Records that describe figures
------------------------------------

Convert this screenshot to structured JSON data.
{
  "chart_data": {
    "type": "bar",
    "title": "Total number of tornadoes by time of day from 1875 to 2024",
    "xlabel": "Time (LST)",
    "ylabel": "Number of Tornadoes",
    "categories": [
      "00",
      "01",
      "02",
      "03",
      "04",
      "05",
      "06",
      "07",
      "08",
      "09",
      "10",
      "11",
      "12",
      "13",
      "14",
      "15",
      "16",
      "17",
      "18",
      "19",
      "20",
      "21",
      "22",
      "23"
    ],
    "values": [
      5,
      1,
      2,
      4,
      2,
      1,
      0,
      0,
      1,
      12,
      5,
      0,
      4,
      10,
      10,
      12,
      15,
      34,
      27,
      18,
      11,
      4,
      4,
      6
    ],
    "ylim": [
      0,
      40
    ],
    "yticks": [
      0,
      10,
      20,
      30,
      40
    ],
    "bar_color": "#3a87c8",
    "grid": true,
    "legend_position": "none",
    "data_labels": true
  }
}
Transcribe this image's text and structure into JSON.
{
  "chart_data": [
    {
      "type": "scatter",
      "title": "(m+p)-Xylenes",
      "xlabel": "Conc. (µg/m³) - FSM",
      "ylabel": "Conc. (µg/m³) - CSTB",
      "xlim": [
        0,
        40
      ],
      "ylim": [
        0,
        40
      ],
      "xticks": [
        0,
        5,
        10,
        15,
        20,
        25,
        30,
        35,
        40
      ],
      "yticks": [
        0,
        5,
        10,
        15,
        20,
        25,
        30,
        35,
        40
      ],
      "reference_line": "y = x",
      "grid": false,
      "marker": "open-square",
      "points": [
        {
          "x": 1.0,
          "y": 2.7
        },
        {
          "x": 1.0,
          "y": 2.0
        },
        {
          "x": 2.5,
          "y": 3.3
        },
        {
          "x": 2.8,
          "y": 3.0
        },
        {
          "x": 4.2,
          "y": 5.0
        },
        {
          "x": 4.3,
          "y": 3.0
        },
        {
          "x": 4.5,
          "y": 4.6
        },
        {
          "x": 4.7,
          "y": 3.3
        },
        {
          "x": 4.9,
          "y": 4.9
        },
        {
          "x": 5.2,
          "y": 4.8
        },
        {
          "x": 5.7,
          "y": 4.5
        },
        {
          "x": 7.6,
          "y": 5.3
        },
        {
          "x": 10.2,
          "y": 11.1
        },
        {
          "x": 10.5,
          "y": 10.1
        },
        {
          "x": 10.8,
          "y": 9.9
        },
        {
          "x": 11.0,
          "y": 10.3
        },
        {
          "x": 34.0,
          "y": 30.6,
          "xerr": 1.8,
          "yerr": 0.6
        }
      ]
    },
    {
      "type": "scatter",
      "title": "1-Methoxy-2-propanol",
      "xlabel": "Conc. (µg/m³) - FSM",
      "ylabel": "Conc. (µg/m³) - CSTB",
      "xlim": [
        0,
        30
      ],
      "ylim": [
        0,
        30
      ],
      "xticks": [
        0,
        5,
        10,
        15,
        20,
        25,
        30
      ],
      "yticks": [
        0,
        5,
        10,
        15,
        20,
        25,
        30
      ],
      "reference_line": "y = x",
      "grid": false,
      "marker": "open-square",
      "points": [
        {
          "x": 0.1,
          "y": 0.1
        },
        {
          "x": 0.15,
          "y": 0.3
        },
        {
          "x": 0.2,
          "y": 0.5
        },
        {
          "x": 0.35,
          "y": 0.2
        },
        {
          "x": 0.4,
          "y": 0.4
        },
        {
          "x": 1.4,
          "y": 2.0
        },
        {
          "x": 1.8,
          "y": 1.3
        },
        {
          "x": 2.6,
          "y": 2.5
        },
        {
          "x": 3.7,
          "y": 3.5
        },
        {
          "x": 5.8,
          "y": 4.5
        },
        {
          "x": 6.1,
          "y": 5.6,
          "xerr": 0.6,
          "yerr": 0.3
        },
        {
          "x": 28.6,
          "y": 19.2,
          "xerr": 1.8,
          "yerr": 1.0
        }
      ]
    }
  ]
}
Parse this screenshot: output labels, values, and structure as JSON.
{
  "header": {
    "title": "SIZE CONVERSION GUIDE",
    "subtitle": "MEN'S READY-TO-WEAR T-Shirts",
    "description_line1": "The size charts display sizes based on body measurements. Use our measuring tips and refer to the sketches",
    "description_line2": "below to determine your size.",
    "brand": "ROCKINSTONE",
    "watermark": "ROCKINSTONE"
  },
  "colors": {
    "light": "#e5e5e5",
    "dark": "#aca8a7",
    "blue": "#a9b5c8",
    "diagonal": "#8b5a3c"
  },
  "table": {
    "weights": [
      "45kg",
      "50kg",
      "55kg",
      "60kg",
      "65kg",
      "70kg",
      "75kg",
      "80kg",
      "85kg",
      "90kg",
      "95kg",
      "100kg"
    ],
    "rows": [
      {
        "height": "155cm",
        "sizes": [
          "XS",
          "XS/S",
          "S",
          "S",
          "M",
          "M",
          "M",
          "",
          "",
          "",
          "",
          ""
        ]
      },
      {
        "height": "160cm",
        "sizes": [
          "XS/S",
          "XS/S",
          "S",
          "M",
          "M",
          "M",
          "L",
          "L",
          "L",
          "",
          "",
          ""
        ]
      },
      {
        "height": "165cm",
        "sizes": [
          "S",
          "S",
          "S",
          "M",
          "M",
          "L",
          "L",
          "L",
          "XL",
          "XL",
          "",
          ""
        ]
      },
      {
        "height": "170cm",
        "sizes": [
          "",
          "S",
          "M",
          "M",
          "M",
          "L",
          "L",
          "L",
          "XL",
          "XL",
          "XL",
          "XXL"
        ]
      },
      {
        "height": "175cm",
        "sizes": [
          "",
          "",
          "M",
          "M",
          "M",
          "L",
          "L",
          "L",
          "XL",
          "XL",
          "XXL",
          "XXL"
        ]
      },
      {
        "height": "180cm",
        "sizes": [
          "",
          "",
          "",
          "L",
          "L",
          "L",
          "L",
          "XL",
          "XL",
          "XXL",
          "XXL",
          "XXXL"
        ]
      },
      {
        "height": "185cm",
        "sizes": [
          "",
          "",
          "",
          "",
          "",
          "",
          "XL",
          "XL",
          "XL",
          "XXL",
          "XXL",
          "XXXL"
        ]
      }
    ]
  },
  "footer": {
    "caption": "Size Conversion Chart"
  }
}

------------------------------------

[Direction]: Retype all of the data shown above, word for word.

[Answer to this task]:
Convert this screenshot to structured JSON data.
{
  "chart_data": {
    "type": "bar",
    "title": "Total number of tornadoes by time of day from 1875 to 2024",
    "xlabel": "Time (LST)",
    "ylabel": "Number of Tornadoes",
    "categories": [
      "00",
      "01",
      "02",
      "03",
      "04",
      "05",
      "06",
      "07",
      "08",
      "09",
      "10",
      "11",
      "12",
      "13",
      "14",
      "15",
      "16",
      "17",
      "18",
      "19",
      "20",
      "21",
      "22",
      "23"
    ],
    "values": [
      5,
      1,
      2,
      4,
      2,
      1,
      0,
      0,
      1,
      12,
      5,
      0,
      4,
      10,
      10,
      12,
      15,
      34,
      27,
      18,
      11,
      4,
      4,
      6
    ],
    "ylim": [
      0,
      40
    ],
    "yticks": [
      0,
      10,
      20,
      30,
      40
    ],
    "bar_color": "#3a87c8",
    "grid": true,
    "legend_position": "none",
    "data_labels": true
  }
}
Transcribe this image's text and structure into JSON.
{
  "chart_data": [
    {
      "type": "scatter",
      "title": "(m+p)-Xylenes",
      "xlabel": "Conc. (µg/m³) - FSM",
      "ylabel": "Conc. (µg/m³) - CSTB",
      "xlim": [
        0,
        40
      ],
      "ylim": [
        0,
        40
      ],
      "xticks": [
        0,
        5,
        10,
        15,
        20,
        25,
        30,
        35,
        40
      ],
      "yticks": [
        0,
        5,
        10,
        15,
        20,
        25,
        30,
        35,
        40
      ],
      "reference_line": "y = x",
      "grid": false,
      "marker": "open-square",
      "points": [
        {
          "x": 1.0,
          "y": 2.7
        },
        {
          "x": 1.0,
          "y": 2.0
        },
        {
          "x": 2.5,
          "y": 3.3
        },
        {
          "x": 2.8,
          "y": 3.0
        },
        {
          "x": 4.2,
          "y": 5.0
        },
        {
          "x": 4.3,
          "y": 3.0
        },
        {
          "x": 4.5,
          "y": 4.6
        },
        {
          "x": 4.7,
          "y": 3.3
        },
        {
          "x": 4.9,
          "y": 4.9
        },
        {
          "x": 5.2,
          "y": 4.8
        },
        {
          "x": 5.7,
          "y": 4.5
        },
        {
          "x": 7.6,
          "y": 5.3
        },
        {
          "x": 10.2,
          "y": 11.1
        },
        {
          "x": 10.5,
          "y": 10.1
        },
        {
          "x": 10.8,
          "y": 9.9
        },
        {
          "x": 11.0,
          "y": 10.3
        },
        {
          "x": 34.0,
          "y": 30.6,
          "xerr": 1.8,
          "yerr": 0.6
        }
      ]
    },
    {
      "type": "scatter",
      "title": "1-Methoxy-2-propanol",
      "xlabel": "Conc. (µg/m³) - FSM",
      "ylabel": "Conc. (µg/m³) - CSTB",
      "xlim": [
        0,
        30
      ],
      "ylim": [
        0,
        30
      ],
      "xticks": [
        0,
        5,
        10,
        15,
        20,
        25,
        30
      ],
      "yticks": [
        0,
        5,
        10,
        15,
        20,
        25,
        30
      ],
      "reference_line": "y = x",
      "grid": false,
      "marker": "open-square",
      "points": [
        {
          "x": 0.1,
          "y": 0.1
        },
        {
          "x": 0.15,
          "y": 0.3
        },
        {
          "x": 0.2,
          "y": 0.5
        },
        {
          "x": 0.35,
          "y": 0.2
        },
        {
          "x": 0.4,
          "y": 0.4
        },
        {
          "x": 1.4,
          "y": 2.0
        },
        {
          "x": 1.8,
          "y": 1.3
        },
        {
          "x": 2.6,
          "y": 2.5
        },
        {
          "x": 3.7,
          "y": 3.5
        },
        {
          "x": 5.8,
          "y": 4.5
        },
        {
          "x": 6.1,
          "y": 5.6,
          "xerr": 0.6,
          "yerr": 0.3
        },
        {
          "x": 28.6,
          "y": 19.2,
          "xerr": 1.8,
          "yerr": 1.0
        }
      ]
    }
  ]
}
Parse this screenshot: output labels, values, and structure as JSON.
{
  "header": {
    "title": "SIZE CONVERSION GUIDE",
    "subtitle": "MEN'S READY-TO-WEAR T-Shirts",
    "description_line1": "The size charts display sizes based on body measurements. Use our measuring tips and refer to the sketches",
    "description_line2": "below to determine your size.",
    "brand": "ROCKINSTONE",
    "watermark": "ROCKINSTONE"
  },
  "colors": {
    "light": "#e5e5e5",
    "dark": "#aca8a7",
    "blue": "#a9b5c8",
    "diagonal": "#8b5a3c"
  },
  "table": {
    "weights": [
      "45kg",
      "50kg",
      "55kg",
      "60kg",
      "65kg",
      "70kg",
      "75kg",
      "80kg",
      "85kg",
      "90kg",
      "95kg",
      "100kg"
    ],
    "rows": [
      {
        "height": "155cm",
        "sizes": [
          "XS",
          "XS/S",
          "S",
          "S",
          "M",
          "M",
          "M",
          "",
          "",
          "",
          "",
          ""
        ]
      },
      {
        "height": "160cm",
        "sizes": [
          "XS/S",
          "XS/S",
          "S",
          "M",
          "M",
          "M",
          "L",
          "L",
          "L",
          "",
          "",
          ""
        ]
      },
      {
        "height": "165cm",
        "sizes": [
          "S",
          "S",
          "S",
          "M",
          "M",
          "L",
          "L",
          "L",
          "XL",
          "XL",
          "",
          ""
        ]
      },
      {
        "height": "170cm",
        "sizes": [
          "",
          "S",
          "M",
          "M",
          "M",
          "L",
          "L",
          "L",
          "XL",
          "XL",
          "XL",
          "XXL"
        ]
      },
      {
        "height": "175cm",
        "sizes": [
          "",
          "",
          "M",
          "M",
          "M",
          "L",
          "L",
          "L",
          "XL",
          "XL",
          "XXL",
          "XXL"
        ]
      },
      {
        "height": "180cm",
        "sizes": [
          "",
          "",
          "",
          "L",
          "L",
          "L",
          "L",
          "XL",
          "XL",
          "XXL",
          "XXL",
          "XXXL"
        ]
      },
      {
        "height": "185cm",
        "sizes": [
          "",
          "",
          "",
          "",
          "",
          "",
          "XL",
          "XL",
          "XL",
          "XXL",
          "XXL",
          "XXXL"
        ]
      }
    ]
  },
  "footer": {
    "caption": "Size Conversion Chart"
  }
}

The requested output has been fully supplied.